Items listed in a dataset:

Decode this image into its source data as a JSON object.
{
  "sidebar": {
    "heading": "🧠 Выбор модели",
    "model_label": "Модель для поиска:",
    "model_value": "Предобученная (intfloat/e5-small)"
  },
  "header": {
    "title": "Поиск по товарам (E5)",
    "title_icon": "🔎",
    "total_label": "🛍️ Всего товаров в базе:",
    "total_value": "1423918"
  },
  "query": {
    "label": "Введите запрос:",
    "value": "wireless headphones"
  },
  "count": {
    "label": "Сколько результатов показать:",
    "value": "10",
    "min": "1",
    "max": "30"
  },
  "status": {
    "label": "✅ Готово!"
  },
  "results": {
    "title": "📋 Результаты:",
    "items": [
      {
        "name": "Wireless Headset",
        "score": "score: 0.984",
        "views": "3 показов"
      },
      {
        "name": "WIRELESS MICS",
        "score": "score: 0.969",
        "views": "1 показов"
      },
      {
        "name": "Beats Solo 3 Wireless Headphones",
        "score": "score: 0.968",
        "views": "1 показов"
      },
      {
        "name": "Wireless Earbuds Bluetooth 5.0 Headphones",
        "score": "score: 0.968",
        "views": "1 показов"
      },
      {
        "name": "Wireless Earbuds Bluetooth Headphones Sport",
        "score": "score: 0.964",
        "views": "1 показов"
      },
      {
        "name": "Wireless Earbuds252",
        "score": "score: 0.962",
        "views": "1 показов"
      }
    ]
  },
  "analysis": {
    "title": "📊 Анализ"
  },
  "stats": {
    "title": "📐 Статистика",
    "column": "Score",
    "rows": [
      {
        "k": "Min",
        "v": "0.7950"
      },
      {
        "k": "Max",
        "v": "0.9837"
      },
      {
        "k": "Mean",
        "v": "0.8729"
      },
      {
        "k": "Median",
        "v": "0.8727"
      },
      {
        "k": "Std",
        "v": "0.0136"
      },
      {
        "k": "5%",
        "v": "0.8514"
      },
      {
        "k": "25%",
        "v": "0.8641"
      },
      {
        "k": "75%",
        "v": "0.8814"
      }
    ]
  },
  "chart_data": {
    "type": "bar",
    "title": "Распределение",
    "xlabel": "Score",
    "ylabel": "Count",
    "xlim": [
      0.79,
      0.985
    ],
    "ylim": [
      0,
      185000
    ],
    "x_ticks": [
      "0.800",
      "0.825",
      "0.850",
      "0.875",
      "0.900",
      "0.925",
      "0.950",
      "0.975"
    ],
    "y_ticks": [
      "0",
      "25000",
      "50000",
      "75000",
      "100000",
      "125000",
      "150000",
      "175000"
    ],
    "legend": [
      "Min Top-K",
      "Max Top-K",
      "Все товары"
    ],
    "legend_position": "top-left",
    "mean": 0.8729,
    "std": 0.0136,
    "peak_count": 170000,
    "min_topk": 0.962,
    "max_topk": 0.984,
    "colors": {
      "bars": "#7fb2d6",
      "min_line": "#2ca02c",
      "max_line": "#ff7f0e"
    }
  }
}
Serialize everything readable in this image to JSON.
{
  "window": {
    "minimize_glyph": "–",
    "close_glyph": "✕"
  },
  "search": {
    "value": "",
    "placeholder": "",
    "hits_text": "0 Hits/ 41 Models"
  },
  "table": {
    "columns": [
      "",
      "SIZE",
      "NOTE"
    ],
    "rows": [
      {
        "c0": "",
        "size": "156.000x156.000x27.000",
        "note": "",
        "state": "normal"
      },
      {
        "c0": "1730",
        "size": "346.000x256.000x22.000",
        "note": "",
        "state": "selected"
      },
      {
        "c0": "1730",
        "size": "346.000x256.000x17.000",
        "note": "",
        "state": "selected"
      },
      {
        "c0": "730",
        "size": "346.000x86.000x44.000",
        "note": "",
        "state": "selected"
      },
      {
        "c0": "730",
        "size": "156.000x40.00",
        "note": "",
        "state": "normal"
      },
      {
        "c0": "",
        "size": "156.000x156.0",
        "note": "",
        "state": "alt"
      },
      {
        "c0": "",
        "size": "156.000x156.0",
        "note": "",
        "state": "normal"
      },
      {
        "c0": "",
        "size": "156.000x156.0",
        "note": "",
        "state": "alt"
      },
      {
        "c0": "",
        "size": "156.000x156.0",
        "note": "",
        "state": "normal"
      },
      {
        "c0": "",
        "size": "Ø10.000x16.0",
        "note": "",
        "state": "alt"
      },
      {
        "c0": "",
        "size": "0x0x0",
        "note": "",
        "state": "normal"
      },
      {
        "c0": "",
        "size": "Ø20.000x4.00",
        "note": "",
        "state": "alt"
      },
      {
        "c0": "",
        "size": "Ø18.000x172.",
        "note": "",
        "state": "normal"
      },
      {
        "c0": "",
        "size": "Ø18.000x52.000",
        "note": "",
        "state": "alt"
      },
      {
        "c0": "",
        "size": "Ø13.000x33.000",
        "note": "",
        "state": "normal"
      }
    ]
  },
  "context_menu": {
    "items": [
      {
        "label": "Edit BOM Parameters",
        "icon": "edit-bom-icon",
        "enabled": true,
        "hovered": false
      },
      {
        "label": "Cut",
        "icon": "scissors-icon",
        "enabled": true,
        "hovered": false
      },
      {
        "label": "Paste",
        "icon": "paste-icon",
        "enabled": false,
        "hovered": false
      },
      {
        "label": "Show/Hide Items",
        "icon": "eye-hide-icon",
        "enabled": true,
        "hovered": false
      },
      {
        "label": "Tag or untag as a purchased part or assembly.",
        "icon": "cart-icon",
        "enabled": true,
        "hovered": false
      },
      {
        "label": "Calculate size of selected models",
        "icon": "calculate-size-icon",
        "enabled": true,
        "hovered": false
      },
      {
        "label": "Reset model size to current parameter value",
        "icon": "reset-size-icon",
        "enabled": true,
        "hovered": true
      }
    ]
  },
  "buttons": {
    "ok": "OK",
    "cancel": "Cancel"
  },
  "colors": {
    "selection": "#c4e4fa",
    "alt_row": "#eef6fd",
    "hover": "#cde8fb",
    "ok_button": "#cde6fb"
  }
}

Task goal:
From the data above, work out how many lines hold "Bluetooth". Answer with the number alone.

Response:
2